* start Supplied material *

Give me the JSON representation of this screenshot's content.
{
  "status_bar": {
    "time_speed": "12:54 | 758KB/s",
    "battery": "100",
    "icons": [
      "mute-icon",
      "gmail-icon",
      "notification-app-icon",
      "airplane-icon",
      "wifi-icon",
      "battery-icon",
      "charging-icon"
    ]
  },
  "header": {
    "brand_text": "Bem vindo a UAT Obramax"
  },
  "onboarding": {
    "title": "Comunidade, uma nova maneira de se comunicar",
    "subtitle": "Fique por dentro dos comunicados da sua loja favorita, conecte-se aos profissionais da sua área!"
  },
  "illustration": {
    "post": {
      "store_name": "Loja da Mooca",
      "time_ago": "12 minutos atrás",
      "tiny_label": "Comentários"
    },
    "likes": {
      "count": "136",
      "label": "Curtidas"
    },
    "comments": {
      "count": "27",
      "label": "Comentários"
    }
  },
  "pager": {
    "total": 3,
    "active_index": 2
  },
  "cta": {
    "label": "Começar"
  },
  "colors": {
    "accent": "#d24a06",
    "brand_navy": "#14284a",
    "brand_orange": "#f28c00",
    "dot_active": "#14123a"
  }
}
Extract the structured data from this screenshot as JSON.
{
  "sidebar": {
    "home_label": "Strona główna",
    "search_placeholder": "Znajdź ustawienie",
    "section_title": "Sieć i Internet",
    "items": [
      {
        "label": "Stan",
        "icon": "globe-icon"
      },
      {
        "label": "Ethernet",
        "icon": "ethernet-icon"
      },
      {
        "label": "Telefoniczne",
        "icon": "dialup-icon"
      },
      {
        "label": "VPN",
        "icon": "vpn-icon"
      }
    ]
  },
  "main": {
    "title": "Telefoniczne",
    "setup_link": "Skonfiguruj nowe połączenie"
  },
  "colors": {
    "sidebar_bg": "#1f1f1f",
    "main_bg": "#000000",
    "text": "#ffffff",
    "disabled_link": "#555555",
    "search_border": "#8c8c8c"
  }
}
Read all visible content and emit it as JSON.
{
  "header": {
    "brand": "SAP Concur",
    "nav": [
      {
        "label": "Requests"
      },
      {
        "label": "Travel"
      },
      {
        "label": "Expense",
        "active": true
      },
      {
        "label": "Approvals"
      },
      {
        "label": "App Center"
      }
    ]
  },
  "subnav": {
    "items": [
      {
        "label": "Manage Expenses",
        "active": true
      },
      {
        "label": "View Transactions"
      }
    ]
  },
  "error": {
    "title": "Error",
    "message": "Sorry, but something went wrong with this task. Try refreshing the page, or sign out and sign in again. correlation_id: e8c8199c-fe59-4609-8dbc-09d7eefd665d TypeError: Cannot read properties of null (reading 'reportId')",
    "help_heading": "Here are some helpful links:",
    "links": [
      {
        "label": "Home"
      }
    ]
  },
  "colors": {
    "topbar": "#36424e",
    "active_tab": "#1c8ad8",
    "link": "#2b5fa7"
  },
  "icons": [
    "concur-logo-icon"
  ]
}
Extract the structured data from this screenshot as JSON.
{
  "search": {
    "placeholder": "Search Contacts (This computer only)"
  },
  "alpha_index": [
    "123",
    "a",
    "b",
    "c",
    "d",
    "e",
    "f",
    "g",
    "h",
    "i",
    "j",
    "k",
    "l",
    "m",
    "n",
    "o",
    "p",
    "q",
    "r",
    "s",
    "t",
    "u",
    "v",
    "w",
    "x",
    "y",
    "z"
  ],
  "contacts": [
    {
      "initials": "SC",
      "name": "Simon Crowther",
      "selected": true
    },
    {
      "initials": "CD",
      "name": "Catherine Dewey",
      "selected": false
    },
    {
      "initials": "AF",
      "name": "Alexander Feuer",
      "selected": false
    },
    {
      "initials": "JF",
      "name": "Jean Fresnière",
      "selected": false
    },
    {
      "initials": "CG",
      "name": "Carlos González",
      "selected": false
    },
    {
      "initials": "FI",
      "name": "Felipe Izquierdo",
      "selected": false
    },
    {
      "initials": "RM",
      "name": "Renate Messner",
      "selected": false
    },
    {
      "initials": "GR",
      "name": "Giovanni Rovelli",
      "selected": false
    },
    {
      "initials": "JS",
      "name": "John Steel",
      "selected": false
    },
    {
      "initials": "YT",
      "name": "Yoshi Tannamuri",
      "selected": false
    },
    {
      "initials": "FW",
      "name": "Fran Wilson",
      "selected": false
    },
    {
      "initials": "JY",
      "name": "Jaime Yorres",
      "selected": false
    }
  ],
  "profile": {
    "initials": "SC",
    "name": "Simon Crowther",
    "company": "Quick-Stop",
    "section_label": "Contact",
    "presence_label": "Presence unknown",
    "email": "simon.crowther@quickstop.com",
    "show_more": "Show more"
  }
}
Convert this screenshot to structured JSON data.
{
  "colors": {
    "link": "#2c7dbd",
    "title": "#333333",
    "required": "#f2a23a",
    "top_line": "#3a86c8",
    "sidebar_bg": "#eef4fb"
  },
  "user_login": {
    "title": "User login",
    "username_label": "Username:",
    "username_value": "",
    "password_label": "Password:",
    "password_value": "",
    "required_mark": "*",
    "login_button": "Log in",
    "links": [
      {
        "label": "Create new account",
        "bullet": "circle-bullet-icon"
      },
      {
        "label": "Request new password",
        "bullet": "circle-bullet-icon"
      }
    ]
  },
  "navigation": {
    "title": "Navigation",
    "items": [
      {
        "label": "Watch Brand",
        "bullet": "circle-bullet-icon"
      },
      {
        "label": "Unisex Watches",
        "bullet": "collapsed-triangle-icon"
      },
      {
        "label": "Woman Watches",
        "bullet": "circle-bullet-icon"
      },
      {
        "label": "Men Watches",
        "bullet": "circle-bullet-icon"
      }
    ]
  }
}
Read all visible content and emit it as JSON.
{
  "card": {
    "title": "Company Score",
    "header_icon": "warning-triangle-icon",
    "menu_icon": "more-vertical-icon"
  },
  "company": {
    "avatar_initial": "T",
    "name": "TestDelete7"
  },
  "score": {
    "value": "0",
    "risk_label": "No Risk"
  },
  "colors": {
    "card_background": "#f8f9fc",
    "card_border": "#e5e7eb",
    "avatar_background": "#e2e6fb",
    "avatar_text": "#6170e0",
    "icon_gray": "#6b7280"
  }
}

* end Supplied material *

Your task: Copy every line from the records above that contains the word "triangle".

Result for this exercise:
        "bullet": "collapsed-triangle-icon"
    "header_icon": "warning-triangle-icon",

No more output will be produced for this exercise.